- **THE EXERCISE**:
Could you write out the records below exactly as they appear?

┏━━

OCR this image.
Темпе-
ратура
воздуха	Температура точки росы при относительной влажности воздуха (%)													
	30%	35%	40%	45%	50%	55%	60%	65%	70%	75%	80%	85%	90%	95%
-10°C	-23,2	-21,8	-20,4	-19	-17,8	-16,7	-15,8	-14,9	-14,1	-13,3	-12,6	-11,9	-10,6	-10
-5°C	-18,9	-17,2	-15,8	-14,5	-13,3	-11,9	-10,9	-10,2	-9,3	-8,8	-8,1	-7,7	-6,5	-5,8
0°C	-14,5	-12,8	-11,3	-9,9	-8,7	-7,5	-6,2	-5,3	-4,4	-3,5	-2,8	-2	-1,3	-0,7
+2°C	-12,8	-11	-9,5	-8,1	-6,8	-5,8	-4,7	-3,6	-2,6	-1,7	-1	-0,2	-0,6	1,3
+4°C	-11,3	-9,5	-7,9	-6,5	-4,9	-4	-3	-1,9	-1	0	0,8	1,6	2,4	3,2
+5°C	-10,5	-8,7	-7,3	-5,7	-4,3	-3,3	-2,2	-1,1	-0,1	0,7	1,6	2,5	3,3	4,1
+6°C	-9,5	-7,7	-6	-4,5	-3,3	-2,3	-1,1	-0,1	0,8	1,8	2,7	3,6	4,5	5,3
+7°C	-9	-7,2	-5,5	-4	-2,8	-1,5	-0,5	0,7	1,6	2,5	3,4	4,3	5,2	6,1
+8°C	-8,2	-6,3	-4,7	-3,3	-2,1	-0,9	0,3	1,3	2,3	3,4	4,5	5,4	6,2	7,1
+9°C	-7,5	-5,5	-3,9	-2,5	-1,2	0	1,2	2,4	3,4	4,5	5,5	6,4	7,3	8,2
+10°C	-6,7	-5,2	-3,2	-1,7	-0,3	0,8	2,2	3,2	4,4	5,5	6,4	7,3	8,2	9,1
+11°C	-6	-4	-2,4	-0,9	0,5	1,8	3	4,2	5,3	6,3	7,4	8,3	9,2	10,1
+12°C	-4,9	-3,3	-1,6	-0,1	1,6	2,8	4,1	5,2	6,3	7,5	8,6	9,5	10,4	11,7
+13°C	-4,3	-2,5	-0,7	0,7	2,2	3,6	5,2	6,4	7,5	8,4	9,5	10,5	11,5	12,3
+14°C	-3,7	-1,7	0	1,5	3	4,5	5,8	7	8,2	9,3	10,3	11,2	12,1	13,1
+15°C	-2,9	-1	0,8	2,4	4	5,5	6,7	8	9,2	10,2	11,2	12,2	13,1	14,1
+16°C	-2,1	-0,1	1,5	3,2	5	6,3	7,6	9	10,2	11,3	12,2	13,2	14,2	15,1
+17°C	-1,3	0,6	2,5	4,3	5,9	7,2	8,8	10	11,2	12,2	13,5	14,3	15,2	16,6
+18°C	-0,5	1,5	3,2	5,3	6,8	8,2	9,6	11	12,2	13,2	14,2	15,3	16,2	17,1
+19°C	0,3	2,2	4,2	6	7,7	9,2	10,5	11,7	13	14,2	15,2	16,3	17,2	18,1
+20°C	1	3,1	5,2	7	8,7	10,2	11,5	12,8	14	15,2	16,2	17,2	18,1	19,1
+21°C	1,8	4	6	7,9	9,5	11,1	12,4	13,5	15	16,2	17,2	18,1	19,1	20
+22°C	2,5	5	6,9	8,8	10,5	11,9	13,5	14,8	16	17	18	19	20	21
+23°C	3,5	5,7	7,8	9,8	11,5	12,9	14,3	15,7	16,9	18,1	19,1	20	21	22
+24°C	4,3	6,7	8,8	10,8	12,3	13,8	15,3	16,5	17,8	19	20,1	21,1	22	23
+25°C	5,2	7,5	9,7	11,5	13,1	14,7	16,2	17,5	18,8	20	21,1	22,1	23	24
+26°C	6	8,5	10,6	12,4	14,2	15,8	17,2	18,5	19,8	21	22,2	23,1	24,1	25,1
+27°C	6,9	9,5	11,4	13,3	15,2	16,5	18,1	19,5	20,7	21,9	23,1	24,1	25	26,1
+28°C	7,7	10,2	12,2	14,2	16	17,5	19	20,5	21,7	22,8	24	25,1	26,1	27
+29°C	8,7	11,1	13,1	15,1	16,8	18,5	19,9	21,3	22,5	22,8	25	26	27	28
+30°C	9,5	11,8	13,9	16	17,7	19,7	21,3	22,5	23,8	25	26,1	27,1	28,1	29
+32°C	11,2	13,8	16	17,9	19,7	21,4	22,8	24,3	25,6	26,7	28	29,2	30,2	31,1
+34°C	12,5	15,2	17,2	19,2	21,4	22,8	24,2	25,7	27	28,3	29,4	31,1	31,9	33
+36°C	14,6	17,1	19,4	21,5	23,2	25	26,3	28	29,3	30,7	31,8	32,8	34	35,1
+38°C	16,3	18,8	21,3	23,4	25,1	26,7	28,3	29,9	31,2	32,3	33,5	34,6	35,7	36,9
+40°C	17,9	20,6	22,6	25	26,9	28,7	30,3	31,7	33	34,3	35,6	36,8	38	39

┗━━

- **EXPECTED OUTPUT**:
OCR this image.
Темпе-
ратура
воздуха	Температура точки росы при относительной влажности воздуха (%)													
	30%	35%	40%	45%	50%	55%	60%	65%	70%	75%	80%	85%	90%	95%
-10°C	-23,2	-21,8	-20,4	-19	-17,8	-16,7	-15,8	-14,9	-14,1	-13,3	-12,6	-11,9	-10,6	-10
-5°C	-18,9	-17,2	-15,8	-14,5	-13,3	-11,9	-10,9	-10,2	-9,3	-8,8	-8,1	-7,7	-6,5	-5,8
0°C	-14,5	-12,8	-11,3	-9,9	-8,7	-7,5	-6,2	-5,3	-4,4	-3,5	-2,8	-2	-1,3	-0,7
+2°C	-12,8	-11	-9,5	-8,1	-6,8	-5,8	-4,7	-3,6	-2,6	-1,7	-1	-0,2	-0,6	1,3
+4°C	-11,3	-9,5	-7,9	-6,5	-4,9	-4	-3	-1,9	-1	0	0,8	1,6	2,4	3,2
+5°C	-10,5	-8,7	-7,3	-5,7	-4,3	-3,3	-2,2	-1,1	-0,1	0,7	1,6	2,5	3,3	4,1
+6°C	-9,5	-7,7	-6	-4,5	-3,3	-2,3	-1,1	-0,1	0,8	1,8	2,7	3,6	4,5	5,3
+7°C	-9	-7,2	-5,5	-4	-2,8	-1,5	-0,5	0,7	1,6	2,5	3,4	4,3	5,2	6,1
+8°C	-8,2	-6,3	-4,7	-3,3	-2,1	-0,9	0,3	1,3	2,3	3,4	4,5	5,4	6,2	7,1
+9°C	-7,5	-5,5	-3,9	-2,5	-1,2	0	1,2	2,4	3,4	4,5	5,5	6,4	7,3	8,2
+10°C	-6,7	-5,2	-3,2	-1,7	-0,3	0,8	2,2	3,2	4,4	5,5	6,4	7,3	8,2	9,1
+11°C	-6	-4	-2,4	-0,9	0,5	1,8	3	4,2	5,3	6,3	7,4	8,3	9,2	10,1
+12°C	-4,9	-3,3	-1,6	-0,1	1,6	2,8	4,1	5,2	6,3	7,5	8,6	9,5	10,4	11,7
+13°C	-4,3	-2,5	-0,7	0,7	2,2	3,6	5,2	6,4	7,5	8,4	9,5	10,5	11,5	12,3
+14°C	-3,7	-1,7	0	1,5	3	4,5	5,8	7	8,2	9,3	10,3	11,2	12,1	13,1
+15°C	-2,9	-1	0,8	2,4	4	5,5	6,7	8	9,2	10,2	11,2	12,2	13,1	14,1
+16°C	-2,1	-0,1	1,5	3,2	5	6,3	7,6	9	10,2	11,3	12,2	13,2	14,2	15,1
+17°C	-1,3	0,6	2,5	4,3	5,9	7,2	8,8	10	11,2	12,2	13,5	14,3	15,2	16,6
+18°C	-0,5	1,5	3,2	5,3	6,8	8,2	9,6	11	12,2	13,2	14,2	15,3	16,2	17,1
+19°C	0,3	2,2	4,2	6	7,7	9,2	10,5	11,7	13	14,2	15,2	16,3	17,2	18,1
+20°C	1	3,1	5,2	7	8,7	10,2	11,5	12,8	14	15,2	16,2	17,2	18,1	19,1
+21°C	1,8	4	6	7,9	9,5	11,1	12,4	13,5	15	16,2	17,2	18,1	19,1	20
+22°C	2,5	5	6,9	8,8	10,5	11,9	13,5	14,8	16	17	18	19	20	21
+23°C	3,5	5,7	7,8	9,8	11,5	12,9	14,3	15,7	16,9	18,1	19,1	20	21	22
+24°C	4,3	6,7	8,8	10,8	12,3	13,8	15,3	16,5	17,8	19	20,1	21,1	22	23
+25°C	5,2	7,5	9,7	11,5	13,1	14,7	16,2	17,5	18,8	20	21,1	22,1	23	24
+26°C	6	8,5	10,6	12,4	14,2	15,8	17,2	18,5	19,8	21	22,2	23,1	24,1	25,1
+27°C	6,9	9,5	11,4	13,3	15,2	16,5	18,1	19,5	20,7	21,9	23,1	24,1	25	26,1
+28°C	7,7	10,2	12,2	14,2	16	17,5	19	20,5	21,7	22,8	24	25,1	26,1	27
+29°C	8,7	11,1	13,1	15,1	16,8	18,5	19,9	21,3	22,5	22,8	25	26	27	28
+30°C	9,5	11,8	13,9	16	17,7	19,7	21,3	22,5	23,8	25	26,1	27,1	28,1	29
+32°C	11,2	13,8	16	17,9	19,7	21,4	22,8	24,3	25,6	26,7	28	29,2	30,2	31,1
+34°C	12,5	15,2	17,2	19,2	21,4	22,8	24,2	25,7	27	28,3	29,4	31,1	31,9	33
+36°C	14,6	17,1	19,4	21,5	23,2	25	26,3	28	29,3	30,7	31,8	32,8	34	35,1
+38°C	16,3	18,8	21,3	23,4	25,1	26,7	28,3	29,9	31,2	32,3	33,5	34,6	35,7	36,9
+40°C	17,9	20,6	22,6	25	26,9	28,7	30,3	31,7	33	34,3	35,6	36,8	38	39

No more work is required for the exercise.